== Directions for this task ==
Looking at the listing, state how many of its lines contain the string "silencing". Write only the number.

== Task material ==
****************************************

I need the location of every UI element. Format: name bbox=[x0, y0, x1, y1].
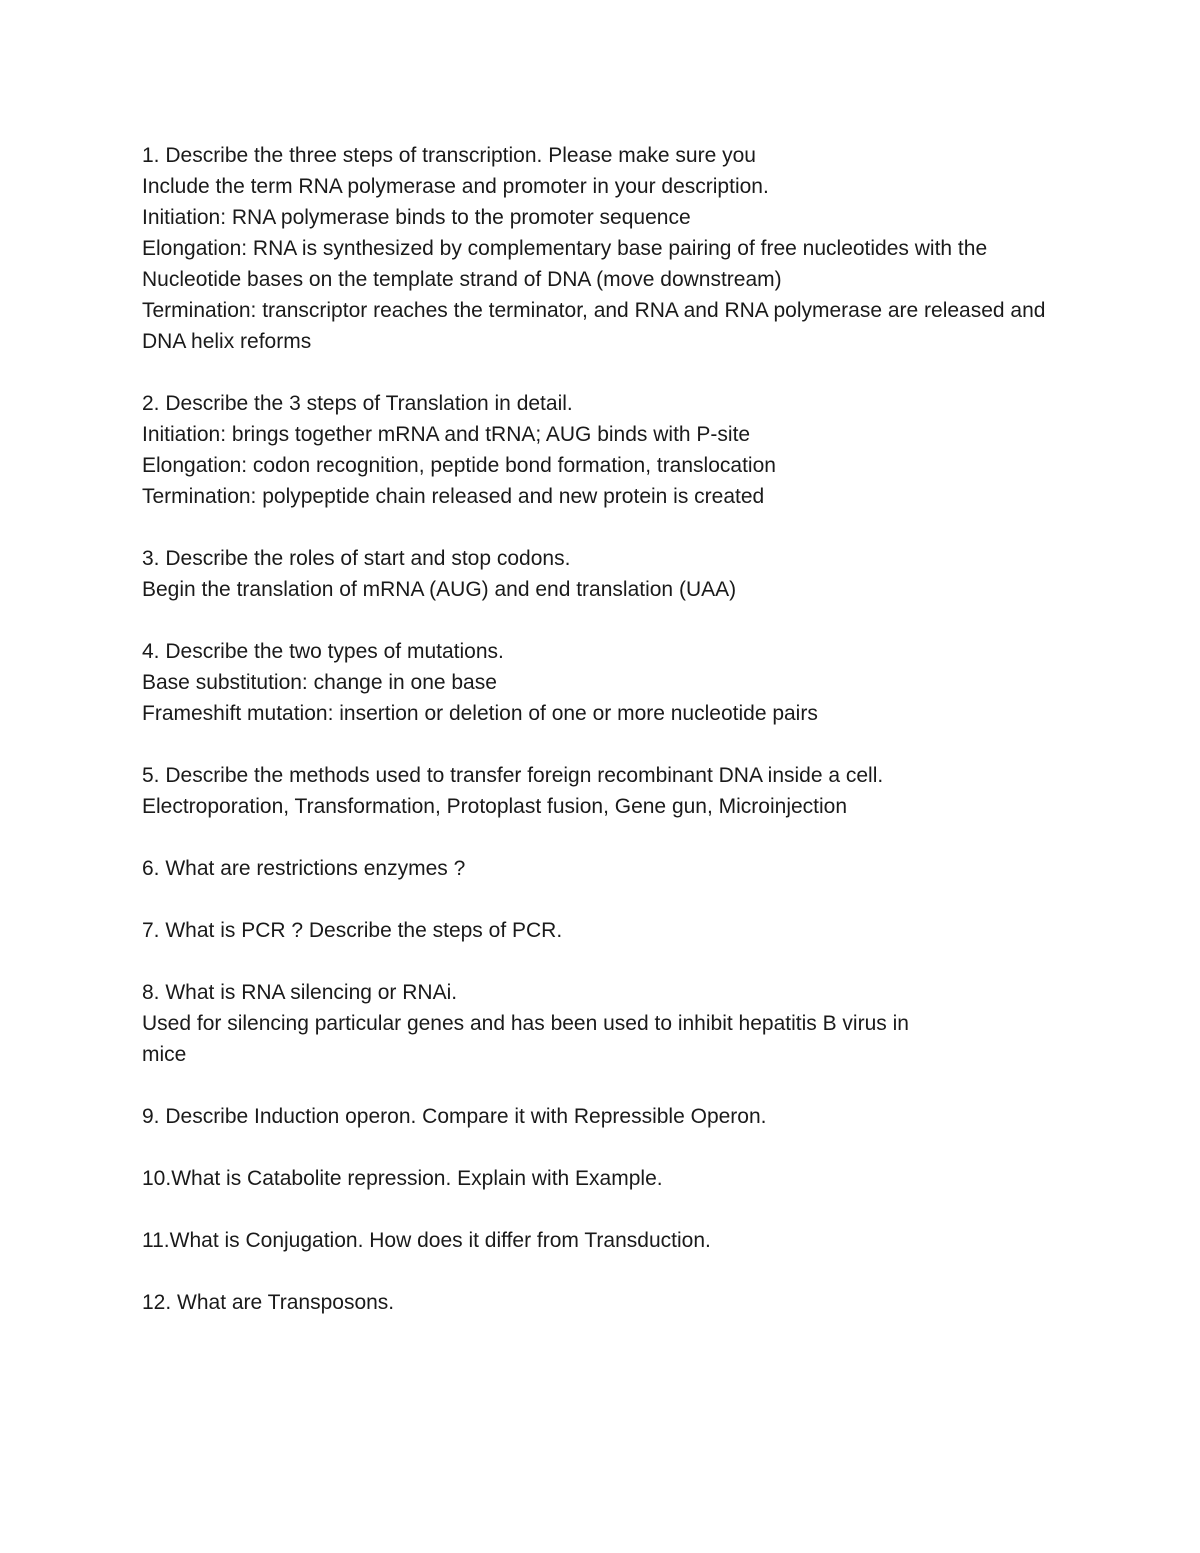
blank-line bbox=[142, 1194, 1172, 1225]
question-2: 2. Describe the 3 steps of Translation in detail. bbox=[142, 392, 573, 415]
question-block-9 bbox=[142, 1101, 1172, 1132]
answer-line: Electroporation, Transformation, Protoplast fusion, Gene gun, Microinjection bbox=[142, 795, 848, 818]
answer-line: DNA helix reforms bbox=[142, 330, 312, 353]
blank-line bbox=[142, 605, 1172, 636]
question-block-11 bbox=[142, 1225, 1172, 1256]
blank-line bbox=[142, 1070, 1172, 1101]
question-3: 3. Describe the roles of start and stop codons. bbox=[142, 547, 571, 570]
question-block-7 bbox=[142, 915, 1172, 946]
question-block-8 bbox=[142, 977, 1172, 1070]
blank-line bbox=[142, 357, 1172, 388]
question-11: 11.What is Conjugation. How does it differ from Transduction. bbox=[142, 1229, 711, 1252]
question-1: 1. Describe the three steps of transcription. Please make sure you bbox=[142, 144, 756, 167]
answer-line: Frameshift mutation: insertion or deletion of one or more nucleotide pairs bbox=[142, 702, 818, 725]
blank-line bbox=[142, 946, 1172, 977]
question-block-5 bbox=[142, 760, 1172, 822]
question-7: 7. What is PCR ? Describe the steps of PCR. bbox=[142, 919, 563, 942]
answer-line: Elongation: codon recognition, peptide bond formation, translocation bbox=[142, 454, 776, 477]
blank-line bbox=[142, 512, 1172, 543]
answer-line: Initiation: RNA polymerase binds to the promoter sequence bbox=[142, 206, 691, 229]
answer-line: Nucleotide bases on the template strand of DNA (move downstream) bbox=[142, 268, 782, 291]
question-6: 6. What are restrictions enzymes ? bbox=[142, 857, 466, 880]
answer-line: mice bbox=[142, 1043, 187, 1066]
answer-line: Termination: polypeptide chain released and new protein is created bbox=[142, 485, 765, 508]
blank-line bbox=[142, 1132, 1172, 1163]
blank-line bbox=[142, 822, 1172, 853]
blank-line bbox=[142, 884, 1172, 915]
answer-line: Initiation: brings together mRNA and tRNA; AUG binds with P-site bbox=[142, 423, 751, 446]
question-block-10 bbox=[142, 1163, 1172, 1194]
question-block-2 bbox=[142, 388, 1172, 512]
question-block-4 bbox=[142, 636, 1172, 729]
blank-line bbox=[142, 729, 1172, 760]
document-body bbox=[142, 140, 1172, 1318]
question-block-1 bbox=[142, 140, 1172, 357]
blank-line bbox=[142, 1256, 1172, 1287]
answer-line: Elongation: RNA is synthesized by complementary base pairing of free nucleotides with the bbox=[142, 237, 988, 260]
answer-line: Base substitution: change in one base bbox=[142, 671, 497, 694]
answer-line: Used for silencing particular genes and has been used to inhibit hepatitis B virus in bbox=[142, 1012, 909, 1035]
question-block-12 bbox=[142, 1287, 1172, 1318]
question-4: 4. Describe the two types of mutations. bbox=[142, 640, 504, 663]
answer-line: Termination: transcriptor reaches the terminator, and RNA and RNA polymerase are released and bbox=[142, 299, 1046, 322]
question-10: 10.What is Catabolite repression. Explain with Example. bbox=[142, 1167, 663, 1190]
question-block-6 bbox=[142, 853, 1172, 884]
question-5: 5. Describe the methods used to transfer foreign recombinant DNA inside a cell. bbox=[142, 764, 884, 787]
question-block-3 bbox=[142, 543, 1172, 605]
question-8: 8. What is RNA silencing or RNAi. bbox=[142, 981, 458, 1004]
answer-line: Begin the translation of mRNA (AUG) and end translation (UAA) bbox=[142, 578, 737, 601]
question-9: 9. Describe Induction operon. Compare it with Repressible Operon. bbox=[142, 1105, 767, 1128]
question-12: 12. What are Transposons. bbox=[142, 1291, 395, 1314]
answer-line: Include the term RNA polymerase and promoter in your description. bbox=[142, 175, 769, 198]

****************************************

== Result of this exercise ==
2